TASK INSTRUCTIONS: Return all entries word for word, but drop any images.

------------

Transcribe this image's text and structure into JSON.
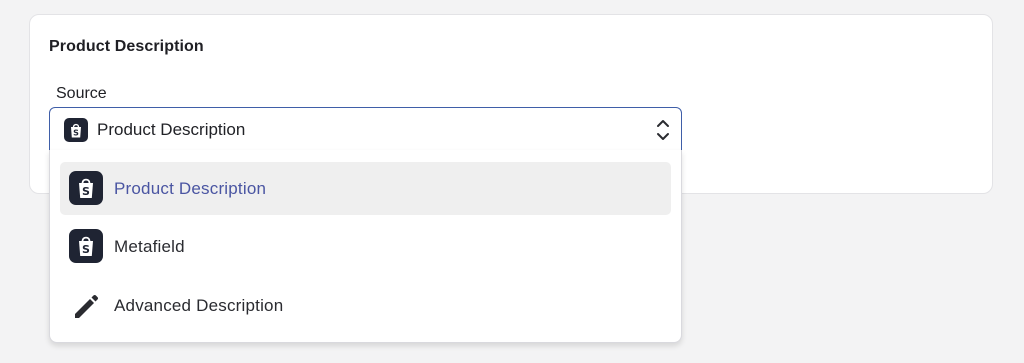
{
  "card": {
    "title": "Product Description"
  },
  "source": {
    "label": "Source",
    "selected_value": "Product Description",
    "selected_icon": "shopify-bag-icon"
  },
  "dropdown": {
    "options": [
      {
        "label": "Product Description",
        "icon": "shopify-bag-icon",
        "selected": true
      },
      {
        "label": "Metafield",
        "icon": "shopify-bag-icon",
        "selected": false
      },
      {
        "label": "Advanced Description",
        "icon": "pencil-icon",
        "selected": false
      }
    ]
  },
  "colors": {
    "accent": "#3f5ea8",
    "selected_text": "#4a55a2",
    "icon_badge": "#1f2433"
  }
}
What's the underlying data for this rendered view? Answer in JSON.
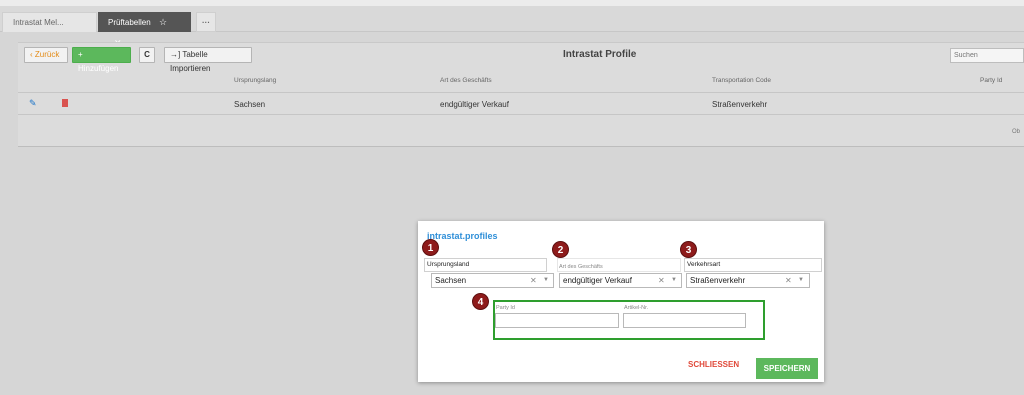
{
  "tabs": {
    "inactive_label": "Intrastat Mel...",
    "active_label": "Prüftabellen",
    "more_label": "···"
  },
  "toolbar": {
    "back_label": "Zurück",
    "add_label": "Hinzufügen",
    "refresh_label": "C",
    "import_label": "Tabelle Importieren",
    "title": "Intrastat Profile",
    "search_placeholder": "Suchen"
  },
  "table": {
    "columns": [
      "Ursprungslang",
      "Art des Geschäfts",
      "Transportation Code",
      "Party Id"
    ],
    "rows": [
      {
        "origin": "Sachsen",
        "business": "endgültiger Verkauf",
        "transport": "Straßenverkehr"
      }
    ],
    "footer": "Ob"
  },
  "modal": {
    "title": "intrastat.profiles",
    "fields": {
      "origin": {
        "label": "Ursprungsland",
        "value": "Sachsen"
      },
      "business": {
        "label": "Art des Geschäfts",
        "value": "endgültiger Verkauf"
      },
      "transport": {
        "label": "Verkehrsart",
        "value": "Straßenverkehr"
      },
      "party": {
        "label": "Party Id",
        "value": ""
      },
      "article": {
        "label": "Artikel-Nr.",
        "value": ""
      }
    },
    "badges": [
      "1",
      "2",
      "3",
      "4"
    ],
    "close_label": "SCHLIESSEN",
    "save_label": "SPEICHERN"
  },
  "colors": {
    "accent": "#2f8fd8",
    "save": "#5cb85c",
    "close": "#e0493a",
    "badge": "#8e1b1b",
    "highlight": "#2e9e2e"
  }
}
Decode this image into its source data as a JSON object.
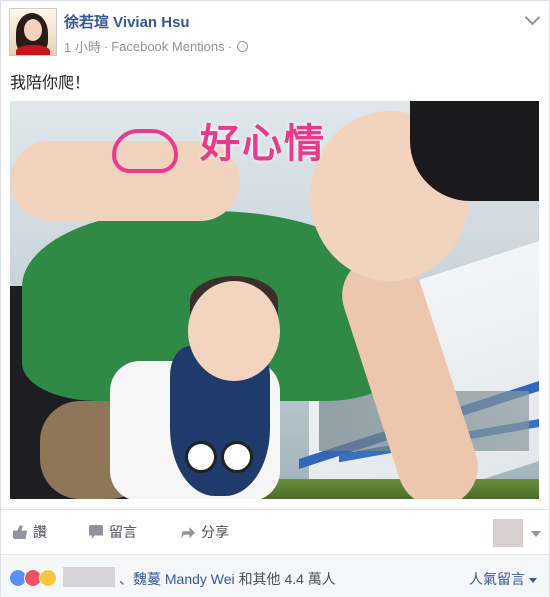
{
  "post": {
    "author_name": "徐若瑄 Vivian Hsu",
    "time": "1 小時",
    "source": "Facebook Mentions",
    "separator": "·",
    "text": "我陪你爬！",
    "photo_sticker_text": "好心情"
  },
  "actions": {
    "like_label": "讚",
    "comment_label": "留言",
    "share_label": "分享"
  },
  "reactions": {
    "types": [
      "like",
      "love",
      "haha"
    ],
    "separator": "、",
    "names": "魏蔓 Mandy Wei",
    "others_text": "和其他 4.4 萬人",
    "sort_label": "人氣留言"
  },
  "colors": {
    "link": "#365899",
    "text": "#1d2129",
    "meta": "#90949c",
    "like_blue": "#5890ff",
    "love_red": "#f25268",
    "haha_yellow": "#f7c73b"
  },
  "icons": [
    "globe-icon",
    "chevron-down-icon",
    "like-icon",
    "comment-icon",
    "share-icon"
  ]
}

------------

SOLUTION FOR THIS TASK:
Transcribe this image's text and structure into JSON.
{
  "card": {
    "title": "Product Description"
  },
  "source": {
    "label": "Source",
    "selected_value": "Product Description",
    "selected_icon": "shopify-bag-icon"
  },
  "dropdown": {
    "options": [
      {
        "label": "Product Description",
        "icon": "shopify-bag-icon",
        "selected": true
      },
      {
        "label": "Metafield",
        "icon": "shopify-bag-icon",
        "selected": false
      },
      {
        "label": "Advanced Description",
        "icon": "pencil-icon",
        "selected": false
      }
    ]
  },
  "colors": {
    "accent": "#3f5ea8",
    "selected_text": "#4a55a2",
    "icon_badge": "#1f2433"
  }
}
What's the underlying data for this rendered view? Answer in JSON.
{
  "tabs": {
    "inactive_label": "Intrastat Mel...",
    "active_label": "Prüftabellen",
    "more_label": "···"
  },
  "toolbar": {
    "back_label": "Zurück",
    "add_label": "Hinzufügen",
    "refresh_label": "C",
    "import_label": "Tabelle Importieren",
    "title": "Intrastat Profile",
    "search_placeholder": "Suchen"
  },
  "table": {
    "columns": [
      "Ursprungslang",
      "Art des Geschäfts",
      "Transportation Code",
      "Party Id"
    ],
    "rows": [
      {
        "origin": "Sachsen",
        "business": "endgültiger Verkauf",
        "transport": "Straßenverkehr"
      }
    ],
    "footer": "Ob"
  },
  "modal": {
    "title": "intrastat.profiles",
    "fields": {
      "origin": {
        "label": "Ursprungsland",
        "value": "Sachsen"
      },
      "business": {
        "label": "Art des Geschäfts",
        "value": "endgültiger Verkauf"
      },
      "transport": {
        "label": "Verkehrsart",
        "value": "Straßenverkehr"
      },
      "party": {
        "label": "Party Id",
        "value": ""
      },
      "article": {
        "label": "Artikel-Nr.",
        "value": ""
      }
    },
    "badges": [
      "1",
      "2",
      "3",
      "4"
    ],
    "close_label": "SCHLIESSEN",
    "save_label": "SPEICHERN"
  },
  "colors": {
    "accent": "#2f8fd8",
    "save": "#5cb85c",
    "close": "#e0493a",
    "badge": "#8e1b1b",
    "highlight": "#2e9e2e"
  }
}
Decode this image into its source data as a JSON object.
{
  "post": {
    "author_name": "徐若瑄 Vivian Hsu",
    "time": "1 小時",
    "source": "Facebook Mentions",
    "separator": "·",
    "text": "我陪你爬！",
    "photo_sticker_text": "好心情"
  },
  "actions": {
    "like_label": "讚",
    "comment_label": "留言",
    "share_label": "分享"
  },
  "reactions": {
    "types": [
      "like",
      "love",
      "haha"
    ],
    "separator": "、",
    "names": "魏蔓 Mandy Wei",
    "others_text": "和其他 4.4 萬人",
    "sort_label": "人氣留言"
  },
  "colors": {
    "link": "#365899",
    "text": "#1d2129",
    "meta": "#90949c",
    "like_blue": "#5890ff",
    "love_red": "#f25268",
    "haha_yellow": "#f7c73b"
  },
  "icons": [
    "globe-icon",
    "chevron-down-icon",
    "like-icon",
    "comment-icon",
    "share-icon"
  ]
}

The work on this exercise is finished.